Problem statement. Return each line holding the string "Number".

Task material.
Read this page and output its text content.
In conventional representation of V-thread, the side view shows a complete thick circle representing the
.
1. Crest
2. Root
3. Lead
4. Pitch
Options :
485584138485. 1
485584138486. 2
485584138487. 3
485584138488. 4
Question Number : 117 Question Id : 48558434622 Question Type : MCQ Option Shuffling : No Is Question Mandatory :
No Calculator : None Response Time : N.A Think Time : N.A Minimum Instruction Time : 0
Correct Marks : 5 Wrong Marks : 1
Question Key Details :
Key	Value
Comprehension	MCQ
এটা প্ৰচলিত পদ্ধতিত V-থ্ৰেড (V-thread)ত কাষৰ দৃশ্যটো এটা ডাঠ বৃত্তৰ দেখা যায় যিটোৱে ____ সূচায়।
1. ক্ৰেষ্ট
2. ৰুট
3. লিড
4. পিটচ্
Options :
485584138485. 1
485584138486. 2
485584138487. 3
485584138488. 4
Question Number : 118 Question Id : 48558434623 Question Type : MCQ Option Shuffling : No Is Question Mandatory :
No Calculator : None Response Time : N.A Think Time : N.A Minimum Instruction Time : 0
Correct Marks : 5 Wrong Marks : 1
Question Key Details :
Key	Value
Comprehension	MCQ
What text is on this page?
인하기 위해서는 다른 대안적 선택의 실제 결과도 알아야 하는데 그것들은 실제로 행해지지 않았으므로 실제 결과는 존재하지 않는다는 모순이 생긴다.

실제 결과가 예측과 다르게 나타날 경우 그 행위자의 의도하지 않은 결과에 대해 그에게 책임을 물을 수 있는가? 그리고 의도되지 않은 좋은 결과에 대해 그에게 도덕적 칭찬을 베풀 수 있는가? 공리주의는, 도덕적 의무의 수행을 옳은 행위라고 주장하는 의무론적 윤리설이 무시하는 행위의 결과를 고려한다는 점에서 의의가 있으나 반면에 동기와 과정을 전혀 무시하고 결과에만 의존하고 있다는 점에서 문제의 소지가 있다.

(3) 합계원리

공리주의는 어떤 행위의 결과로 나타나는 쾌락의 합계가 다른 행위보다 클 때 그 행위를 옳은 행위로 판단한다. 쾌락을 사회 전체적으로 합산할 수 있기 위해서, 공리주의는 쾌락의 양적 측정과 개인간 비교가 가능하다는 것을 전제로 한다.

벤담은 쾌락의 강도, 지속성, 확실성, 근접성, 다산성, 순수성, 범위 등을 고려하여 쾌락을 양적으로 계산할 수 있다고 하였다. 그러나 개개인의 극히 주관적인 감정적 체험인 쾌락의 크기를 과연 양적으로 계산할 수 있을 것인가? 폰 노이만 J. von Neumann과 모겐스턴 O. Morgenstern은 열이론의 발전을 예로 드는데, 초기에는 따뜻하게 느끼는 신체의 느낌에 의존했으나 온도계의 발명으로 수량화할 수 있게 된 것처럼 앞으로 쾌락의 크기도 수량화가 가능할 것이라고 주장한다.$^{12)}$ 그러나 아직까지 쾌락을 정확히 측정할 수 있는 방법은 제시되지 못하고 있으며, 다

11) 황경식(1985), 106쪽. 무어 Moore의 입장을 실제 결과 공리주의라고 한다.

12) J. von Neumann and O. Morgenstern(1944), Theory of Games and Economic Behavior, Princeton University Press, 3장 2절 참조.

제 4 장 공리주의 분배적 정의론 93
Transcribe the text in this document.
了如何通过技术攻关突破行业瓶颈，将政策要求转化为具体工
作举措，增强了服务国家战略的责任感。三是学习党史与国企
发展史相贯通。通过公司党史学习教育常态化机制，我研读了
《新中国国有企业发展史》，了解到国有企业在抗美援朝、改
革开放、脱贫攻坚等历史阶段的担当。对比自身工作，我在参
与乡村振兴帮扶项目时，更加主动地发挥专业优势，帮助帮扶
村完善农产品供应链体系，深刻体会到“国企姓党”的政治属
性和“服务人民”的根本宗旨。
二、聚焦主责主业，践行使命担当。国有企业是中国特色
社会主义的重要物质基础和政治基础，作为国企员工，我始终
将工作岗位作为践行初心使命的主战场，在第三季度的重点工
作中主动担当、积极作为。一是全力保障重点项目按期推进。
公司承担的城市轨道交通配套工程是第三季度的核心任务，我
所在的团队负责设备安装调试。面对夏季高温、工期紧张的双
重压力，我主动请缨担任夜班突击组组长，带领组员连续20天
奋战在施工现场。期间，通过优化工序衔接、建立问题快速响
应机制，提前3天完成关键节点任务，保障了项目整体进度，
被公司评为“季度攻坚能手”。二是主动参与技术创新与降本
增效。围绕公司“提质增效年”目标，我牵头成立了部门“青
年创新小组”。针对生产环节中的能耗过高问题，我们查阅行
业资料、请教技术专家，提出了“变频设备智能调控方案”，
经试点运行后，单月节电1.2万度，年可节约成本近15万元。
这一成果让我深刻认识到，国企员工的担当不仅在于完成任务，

Finished task.
Question Number : 117 Question Id : 48558434622 Question Type : MCQ Option Shuffling : No Is Question Mandatory :
Question Number : 118 Question Id : 48558434623 Question Type : MCQ Option Shuffling : No Is Question Mandatory :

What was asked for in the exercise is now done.